Reproduce the records below exactly as they appear.

━━━ Input for this task ━━━

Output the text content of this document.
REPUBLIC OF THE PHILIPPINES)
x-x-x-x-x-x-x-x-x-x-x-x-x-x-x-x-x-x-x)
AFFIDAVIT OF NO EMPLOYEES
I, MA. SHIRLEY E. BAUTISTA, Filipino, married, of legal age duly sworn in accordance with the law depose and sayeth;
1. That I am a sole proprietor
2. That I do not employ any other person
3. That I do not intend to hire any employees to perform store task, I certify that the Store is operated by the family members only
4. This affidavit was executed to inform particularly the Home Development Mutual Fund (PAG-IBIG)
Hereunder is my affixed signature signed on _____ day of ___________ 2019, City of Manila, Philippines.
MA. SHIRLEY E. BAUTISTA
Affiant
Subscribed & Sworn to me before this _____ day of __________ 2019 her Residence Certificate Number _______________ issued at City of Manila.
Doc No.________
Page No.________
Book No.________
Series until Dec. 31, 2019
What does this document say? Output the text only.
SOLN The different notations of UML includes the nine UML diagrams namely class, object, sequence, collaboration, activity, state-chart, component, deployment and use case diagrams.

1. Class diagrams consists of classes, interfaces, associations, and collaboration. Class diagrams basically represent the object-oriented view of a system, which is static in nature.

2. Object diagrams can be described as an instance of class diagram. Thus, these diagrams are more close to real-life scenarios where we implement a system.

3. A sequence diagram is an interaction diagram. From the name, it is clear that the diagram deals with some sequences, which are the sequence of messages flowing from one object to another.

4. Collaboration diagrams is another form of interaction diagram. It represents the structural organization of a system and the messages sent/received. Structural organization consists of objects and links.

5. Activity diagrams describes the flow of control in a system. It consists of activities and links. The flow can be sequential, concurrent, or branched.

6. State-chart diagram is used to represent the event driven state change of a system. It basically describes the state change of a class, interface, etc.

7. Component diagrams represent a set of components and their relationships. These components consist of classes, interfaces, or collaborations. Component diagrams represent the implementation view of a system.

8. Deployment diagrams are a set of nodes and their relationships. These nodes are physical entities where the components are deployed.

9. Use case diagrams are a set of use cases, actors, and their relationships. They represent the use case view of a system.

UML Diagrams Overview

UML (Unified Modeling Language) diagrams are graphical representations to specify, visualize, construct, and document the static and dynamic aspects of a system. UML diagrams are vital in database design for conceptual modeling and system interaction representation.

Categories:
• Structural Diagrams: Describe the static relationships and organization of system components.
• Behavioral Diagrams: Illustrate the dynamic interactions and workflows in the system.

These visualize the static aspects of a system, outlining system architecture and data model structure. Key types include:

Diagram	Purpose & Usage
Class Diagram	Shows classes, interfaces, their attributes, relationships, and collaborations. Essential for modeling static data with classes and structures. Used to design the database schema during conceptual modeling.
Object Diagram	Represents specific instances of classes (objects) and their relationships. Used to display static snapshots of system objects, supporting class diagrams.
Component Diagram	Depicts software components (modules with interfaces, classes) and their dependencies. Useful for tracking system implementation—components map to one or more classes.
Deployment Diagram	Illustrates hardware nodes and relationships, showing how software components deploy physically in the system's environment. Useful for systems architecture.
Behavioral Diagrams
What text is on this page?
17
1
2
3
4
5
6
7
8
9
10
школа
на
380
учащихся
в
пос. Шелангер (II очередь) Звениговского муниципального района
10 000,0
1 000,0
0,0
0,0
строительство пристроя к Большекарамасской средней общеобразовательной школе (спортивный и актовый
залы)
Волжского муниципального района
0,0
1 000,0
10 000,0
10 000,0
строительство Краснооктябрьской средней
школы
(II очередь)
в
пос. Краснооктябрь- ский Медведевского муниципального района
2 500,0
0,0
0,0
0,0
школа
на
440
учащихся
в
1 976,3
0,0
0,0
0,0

━━━

Response:
Output the text content of this document.
REPUBLIC OF THE PHILIPPINES)
x-x-x-x-x-x-x-x-x-x-x-x-x-x-x-x-x-x-x)
AFFIDAVIT OF NO EMPLOYEES
I, MA. SHIRLEY E. BAUTISTA, Filipino, married, of legal age duly sworn in accordance with the law depose and sayeth;
1. That I am a sole proprietor
2. That I do not employ any other person
3. That I do not intend to hire any employees to perform store task, I certify that the Store is operated by the family members only
4. This affidavit was executed to inform particularly the Home Development Mutual Fund (PAG-IBIG)
Hereunder is my affixed signature signed on _____ day of ___________ 2019, City of Manila, Philippines.
MA. SHIRLEY E. BAUTISTA
Affiant
Subscribed & Sworn to me before this _____ day of __________ 2019 her Residence Certificate Number _______________ issued at City of Manila.
Doc No.________
Page No.________
Book No.________
Series until Dec. 31, 2019
What does this document say? Output the text only.
SOLN The different notations of UML includes the nine UML diagrams namely class, object, sequence, collaboration, activity, state-chart, component, deployment and use case diagrams.

1. Class diagrams consists of classes, interfaces, associations, and collaboration. Class diagrams basically represent the object-oriented view of a system, which is static in nature.

2. Object diagrams can be described as an instance of class diagram. Thus, these diagrams are more close to real-life scenarios where we implement a system.

3. A sequence diagram is an interaction diagram. From the name, it is clear that the diagram deals with some sequences, which are the sequence of messages flowing from one object to another.

4. Collaboration diagrams is another form of interaction diagram. It represents the structural organization of a system and the messages sent/received. Structural organization consists of objects and links.

5. Activity diagrams describes the flow of control in a system. It consists of activities and links. The flow can be sequential, concurrent, or branched.

6. State-chart diagram is used to represent the event driven state change of a system. It basically describes the state change of a class, interface, etc.

7. Component diagrams represent a set of components and their relationships. These components consist of classes, interfaces, or collaborations. Component diagrams represent the implementation view of a system.

8. Deployment diagrams are a set of nodes and their relationships. These nodes are physical entities where the components are deployed.

9. Use case diagrams are a set of use cases, actors, and their relationships. They represent the use case view of a system.

UML Diagrams Overview

UML (Unified Modeling Language) diagrams are graphical representations to specify, visualize, construct, and document the static and dynamic aspects of a system. UML diagrams are vital in database design for conceptual modeling and system interaction representation.

Categories:
• Structural Diagrams: Describe the static relationships and organization of system components.
• Behavioral Diagrams: Illustrate the dynamic interactions and workflows in the system.

These visualize the static aspects of a system, outlining system architecture and data model structure. Key types include:

Diagram	Purpose & Usage
Class Diagram	Shows classes, interfaces, their attributes, relationships, and collaborations. Essential for modeling static data with classes and structures. Used to design the database schema during conceptual modeling.
Object Diagram	Represents specific instances of classes (objects) and their relationships. Used to display static snapshots of system objects, supporting class diagrams.
Component Diagram	Depicts software components (modules with interfaces, classes) and their dependencies. Useful for tracking system implementation—components map to one or more classes.
Deployment Diagram	Illustrates hardware nodes and relationships, showing how software components deploy physically in the system's environment. Useful for systems architecture.
Behavioral Diagrams
What text is on this page?
17
1
2
3
4
5
6
7
8
9
10
школа
на
380
учащихся
в
пос. Шелангер (II очередь) Звениговского муниципального района
10 000,0
1 000,0
0,0
0,0
строительство пристроя к Большекарамасской средней общеобразовательной школе (спортивный и актовый
залы)
Волжского муниципального района
0,0
1 000,0
10 000,0
10 000,0
строительство Краснооктябрьской средней
школы
(II очередь)
в
пос. Краснооктябрь- ский Медведевского муниципального района
2 500,0
0,0
0,0
0,0
школа
на
440
учащихся
в
1 976,3
0,0
0,0
0,0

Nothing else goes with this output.